Retype each line exactly. Skip images.
------------------------------------------------------------
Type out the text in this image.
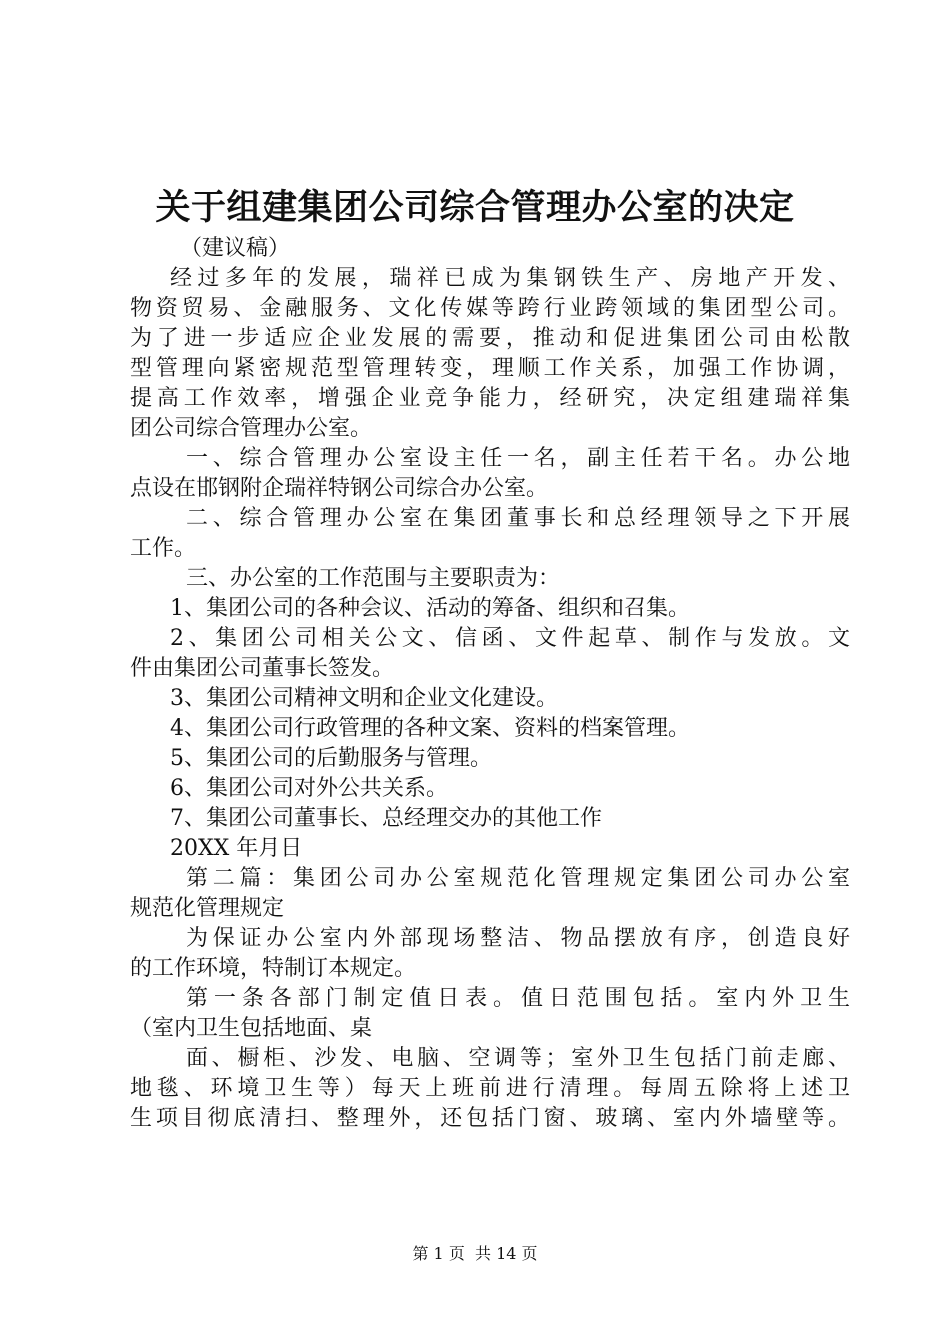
关于组建集团公司综合管理办公室的决定
（建议稿）
经过多年的发展，瑞祥已成为集钢铁生产、房地产开发、
物资贸易、金融服务、文化传媒等跨行业跨领域的集团型公司。
为了进一步适应企业发展的需要，推动和促进集团公司由松散
型管理向紧密规范型管理转变，理顺工作关系，加强工作协调，
提高工作效率，增强企业竞争能力，经研究，决定组建瑞祥集
团公司综合管理办公室。
一、综合管理办公室设主任一名，副主任若干名。办公地
点设在邯钢附企瑞祥特钢公司综合办公室。
二、综合管理办公室在集团董事长和总经理领导之下开展
工作。
三、办公室的工作范围与主要职责为：
1、集团公司的各种会议、活动的筹备、组织和召集。
2、集团公司相关公文、信函、文件起草、制作与发放。文
件由集团公司董事长签发。
3、集团公司精神文明和企业文化建设。
4、集团公司行政管理的各种文案、资料的档案管理。
5、集团公司的后勤服务与管理。
6、集团公司对外公共关系。
7、集团公司董事长、总经理交办的其他工作
20XX 年月日
第二篇：集团公司办公室规范化管理规定集团公司办公室
规范化管理规定
为保证办公室内外部现场整洁、物品摆放有序，创造良好
的工作环境，特制订本规定。
第一条各部门制定值日表。值日范围包括。室内外卫生
（室内卫生包括地面、桌
面、橱柜、沙发、电脑、空调等；室外卫生包括门前走廊、
地毯、环境卫生等）每天上班前进行清理。每周五除将上述卫
生项目彻底清扫、整理外，还包括门窗、玻璃、室内外墙壁等。
第 1 页  共 14 页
------------------------------------------------------------
- [Output]
Type out the text in this image.
关于组建集团公司综合管理办公室的决定
（建议稿）
经过多年的发展，瑞祥已成为集钢铁生产、房地产开发、
物资贸易、金融服务、文化传媒等跨行业跨领域的集团型公司。
为了进一步适应企业发展的需要，推动和促进集团公司由松散
型管理向紧密规范型管理转变，理顺工作关系，加强工作协调，
提高工作效率，增强企业竞争能力，经研究，决定组建瑞祥集
团公司综合管理办公室。
一、综合管理办公室设主任一名，副主任若干名。办公地
点设在邯钢附企瑞祥特钢公司综合办公室。
二、综合管理办公室在集团董事长和总经理领导之下开展
工作。
三、办公室的工作范围与主要职责为：
1、集团公司的各种会议、活动的筹备、组织和召集。
2、集团公司相关公文、信函、文件起草、制作与发放。文
件由集团公司董事长签发。
3、集团公司精神文明和企业文化建设。
4、集团公司行政管理的各种文案、资料的档案管理。
5、集团公司的后勤服务与管理。
6、集团公司对外公共关系。
7、集团公司董事长、总经理交办的其他工作
20XX 年月日
第二篇：集团公司办公室规范化管理规定集团公司办公室
规范化管理规定
为保证办公室内外部现场整洁、物品摆放有序，创造良好
的工作环境，特制订本规定。
第一条各部门制定值日表。值日范围包括。室内外卫生
（室内卫生包括地面、桌
面、橱柜、沙发、电脑、空调等；室外卫生包括门前走廊、
地毯、环境卫生等）每天上班前进行清理。每周五除将上述卫
生项目彻底清扫、整理外，还包括门窗、玻璃、室内外墙壁等。
第 1 页  共 14 页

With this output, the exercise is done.